[Dataset records]
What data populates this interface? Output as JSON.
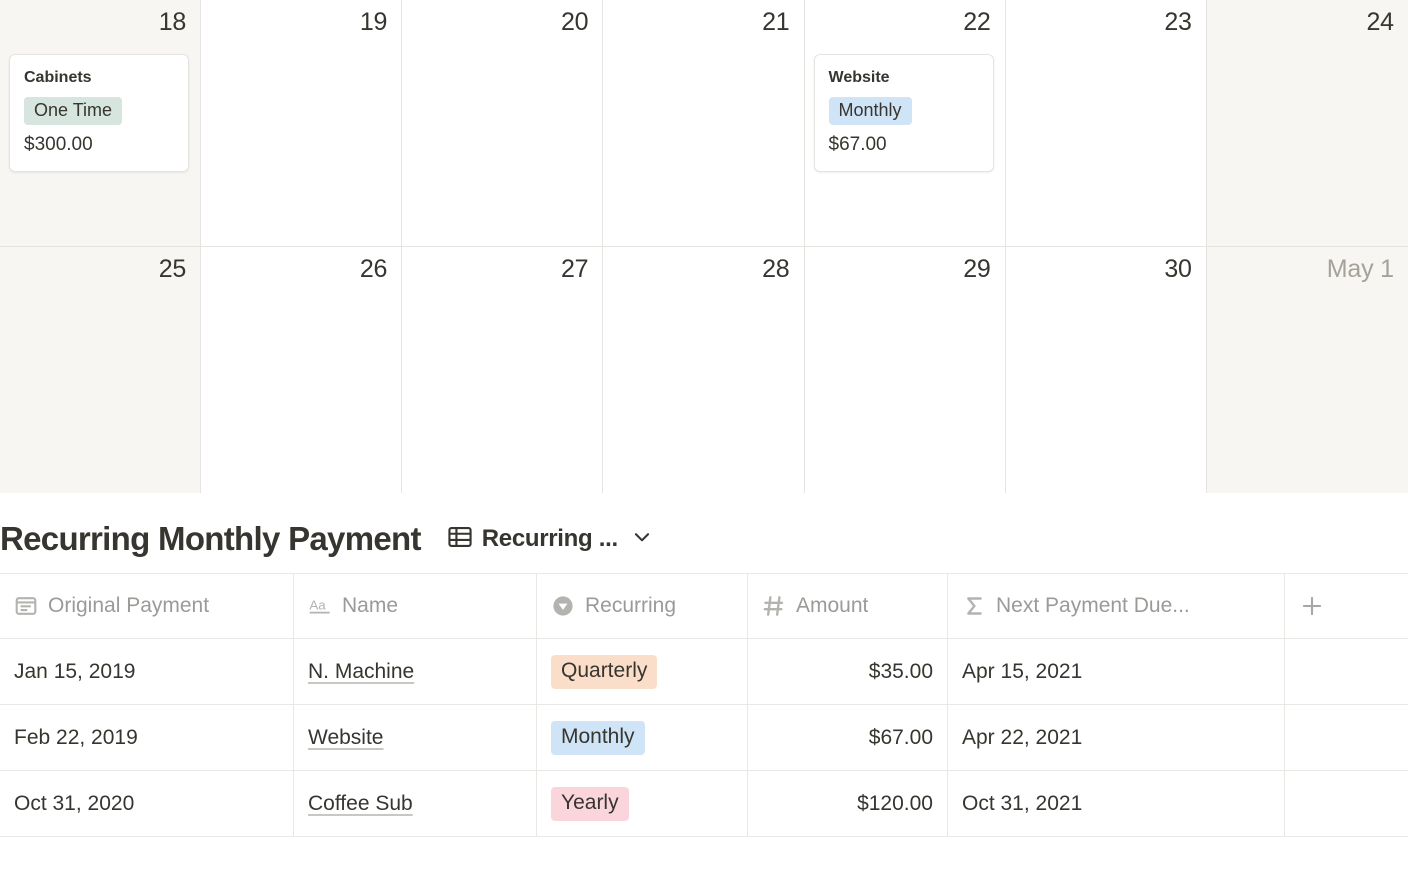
{
  "calendar": {
    "weeks": [
      {
        "days": [
          {
            "label": "18",
            "weekend": true,
            "muted": false,
            "event": {
              "title": "Cabinets",
              "badge": "One Time",
              "badge_color": "#d6e5dd",
              "amount": "$300.00"
            }
          },
          {
            "label": "19",
            "weekend": false,
            "muted": false,
            "event": null
          },
          {
            "label": "20",
            "weekend": false,
            "muted": false,
            "event": null
          },
          {
            "label": "21",
            "weekend": false,
            "muted": false,
            "event": null
          },
          {
            "label": "22",
            "weekend": false,
            "muted": false,
            "event": {
              "title": "Website",
              "badge": "Monthly",
              "badge_color": "#cfe4f7",
              "amount": "$67.00"
            }
          },
          {
            "label": "23",
            "weekend": false,
            "muted": false,
            "event": null
          },
          {
            "label": "24",
            "weekend": true,
            "muted": false,
            "event": null
          }
        ]
      },
      {
        "days": [
          {
            "label": "25",
            "weekend": true,
            "muted": false,
            "event": null
          },
          {
            "label": "26",
            "weekend": false,
            "muted": false,
            "event": null
          },
          {
            "label": "27",
            "weekend": false,
            "muted": false,
            "event": null
          },
          {
            "label": "28",
            "weekend": false,
            "muted": false,
            "event": null
          },
          {
            "label": "29",
            "weekend": false,
            "muted": false,
            "event": null
          },
          {
            "label": "30",
            "weekend": false,
            "muted": false,
            "event": null
          },
          {
            "label": "May 1",
            "weekend": true,
            "muted": true,
            "event": null
          }
        ]
      }
    ]
  },
  "database": {
    "title": "Recurring Monthly Payment",
    "view_name": "Recurring ...",
    "view_icon": "table-icon",
    "chevron_icon": "chevron-down-icon",
    "add_column_label": "+",
    "columns": [
      {
        "label": "Original Payment",
        "icon": "date-icon",
        "align": "left"
      },
      {
        "label": "Name",
        "icon": "text-icon",
        "align": "left"
      },
      {
        "label": "Recurring",
        "icon": "select-icon",
        "align": "left"
      },
      {
        "label": "Amount",
        "icon": "number-icon",
        "align": "right"
      },
      {
        "label": "Next Payment Due...",
        "icon": "formula-icon",
        "align": "left"
      }
    ],
    "rows": [
      {
        "original_payment": "Jan 15, 2019",
        "name": "N. Machine",
        "recurring": "Quarterly",
        "recurring_color": "#fadec9",
        "amount": "$35.00",
        "next_payment_due": "Apr 15, 2021"
      },
      {
        "original_payment": "Feb 22, 2019",
        "name": "Website",
        "recurring": "Monthly",
        "recurring_color": "#cfe4f7",
        "amount": "$67.00",
        "next_payment_due": "Apr 22, 2021"
      },
      {
        "original_payment": "Oct 31, 2020",
        "name": "Coffee Sub",
        "recurring": "Yearly",
        "recurring_color": "#fbd5dc",
        "amount": "$120.00",
        "next_payment_due": "Oct 31, 2021"
      }
    ]
  },
  "colors": {
    "weekend_cell": "#f7f6f3",
    "border": "#e6e4e0",
    "text": "#37352f",
    "muted_text": "#9b9a97"
  }
}
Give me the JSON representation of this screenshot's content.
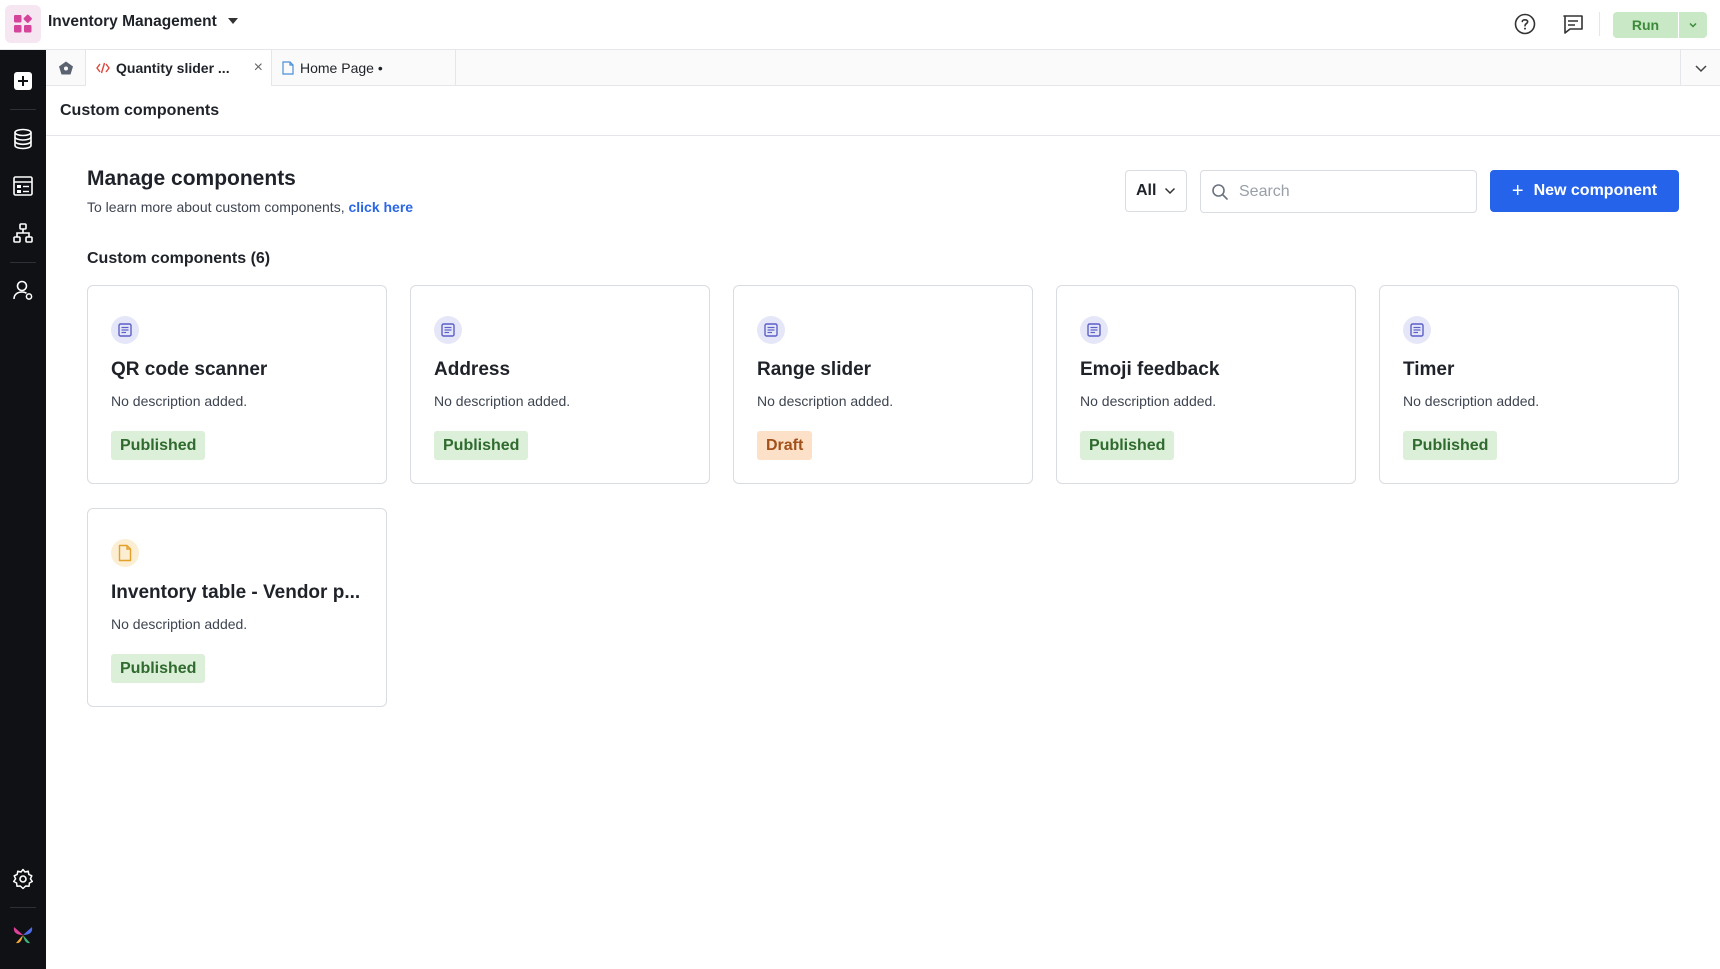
{
  "app": {
    "title": "Inventory Management"
  },
  "topbar": {
    "run_label": "Run"
  },
  "tabs": [
    {
      "label": "Quantity slider ...",
      "close": "×"
    },
    {
      "label": "Home Page •"
    }
  ],
  "section": {
    "title": "Custom components"
  },
  "manage": {
    "heading": "Manage components",
    "subtext": "To learn more about custom components, ",
    "link": "click here"
  },
  "filter": {
    "value": "All"
  },
  "search": {
    "placeholder": "Search"
  },
  "new_button": {
    "plus": "+",
    "label": "New component"
  },
  "components_count": "Custom components (6)",
  "components": [
    {
      "name": "QR code scanner",
      "description": "No description added.",
      "status": "Published",
      "icon": "document-icon"
    },
    {
      "name": "Address",
      "description": "No description added.",
      "status": "Published",
      "icon": "document-icon"
    },
    {
      "name": "Range slider",
      "description": "No description added.",
      "status": "Draft",
      "icon": "document-icon"
    },
    {
      "name": "Emoji feedback",
      "description": "No description added.",
      "status": "Published",
      "icon": "document-icon"
    },
    {
      "name": "Timer",
      "description": "No description added.",
      "status": "Published",
      "icon": "document-icon"
    },
    {
      "name": "Inventory table - Vendor p...",
      "description": "No description added.",
      "status": "Published",
      "icon": "file-icon"
    }
  ],
  "colors": {
    "accent": "#2563eb",
    "published_bg": "#dcefd9",
    "draft_bg": "#fde0c8",
    "run_bg": "#c9e8c6",
    "sidebar_bg": "#0f1114"
  }
}
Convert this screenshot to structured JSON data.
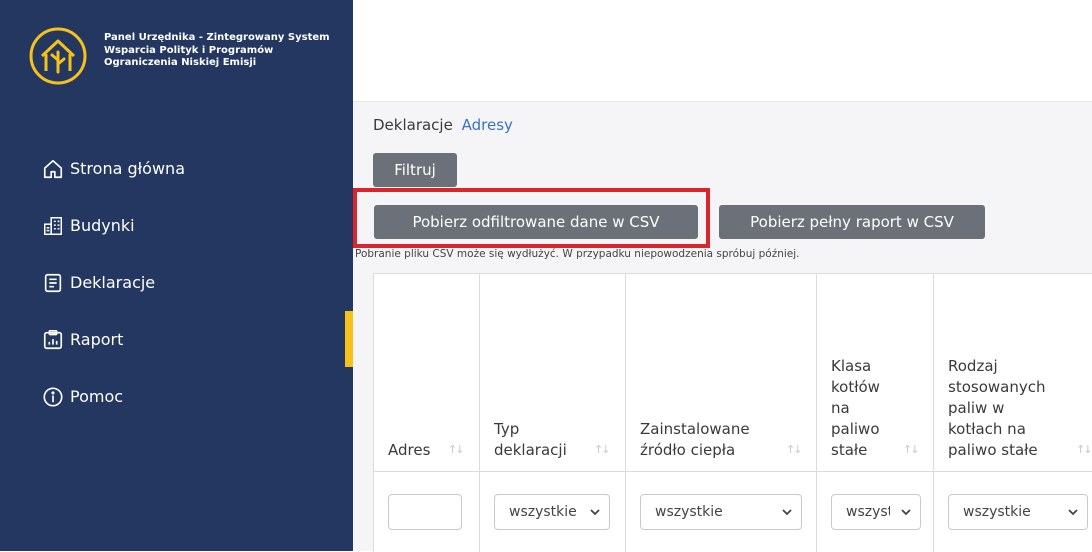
{
  "sidebar": {
    "brand_title": "Panel Urzędnika - Zintegrowany System Wsparcia Polityk i Programów Ograniczenia Niskiej Emisji",
    "items": [
      {
        "label": "Strona główna",
        "icon": "home-icon"
      },
      {
        "label": "Budynki",
        "icon": "building-icon"
      },
      {
        "label": "Deklaracje",
        "icon": "document-icon"
      },
      {
        "label": "Raport",
        "icon": "report-icon",
        "active": true
      },
      {
        "label": "Pomoc",
        "icon": "info-icon"
      }
    ]
  },
  "breadcrumb": {
    "current": "Deklaracje",
    "link": "Adresy"
  },
  "toolbar": {
    "filter_label": "Filtruj",
    "csv_filtered_label": "Pobierz odfiltrowane dane w CSV",
    "csv_full_label": "Pobierz pełny raport w CSV",
    "note": "Pobranie pliku CSV może się wydłużyć. W przypadku niepowodzenia spróbuj później."
  },
  "table": {
    "columns": [
      {
        "lines": [
          "Adres"
        ]
      },
      {
        "lines": [
          "Typ",
          "deklaracji"
        ]
      },
      {
        "lines": [
          "Zainstalowane",
          "źródło ciepła"
        ]
      },
      {
        "lines": [
          "Klasa",
          "kotłów",
          "na",
          "paliwo",
          "stałe"
        ]
      },
      {
        "lines": [
          "Rodzaj",
          "stosowanych",
          "paliw w",
          "kotłach na",
          "paliwo stałe"
        ]
      }
    ],
    "filters": [
      "",
      "wszystkie",
      "wszystkie",
      "wszystkie",
      "wszystkie"
    ]
  },
  "colors": {
    "sidebar_bg": "#233760",
    "accent": "#f5c11b",
    "button_bg": "#6c7179",
    "highlight": "#d8262c",
    "link": "#3a70c8"
  }
}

#### Given problem
Read the entries above, then pull out the lines that include "JSON".

#### Right answer
What data populates this interface? Output as JSON.
Give me the JSON representation of this screenshot's content.
Convert this screenshot to structured JSON data.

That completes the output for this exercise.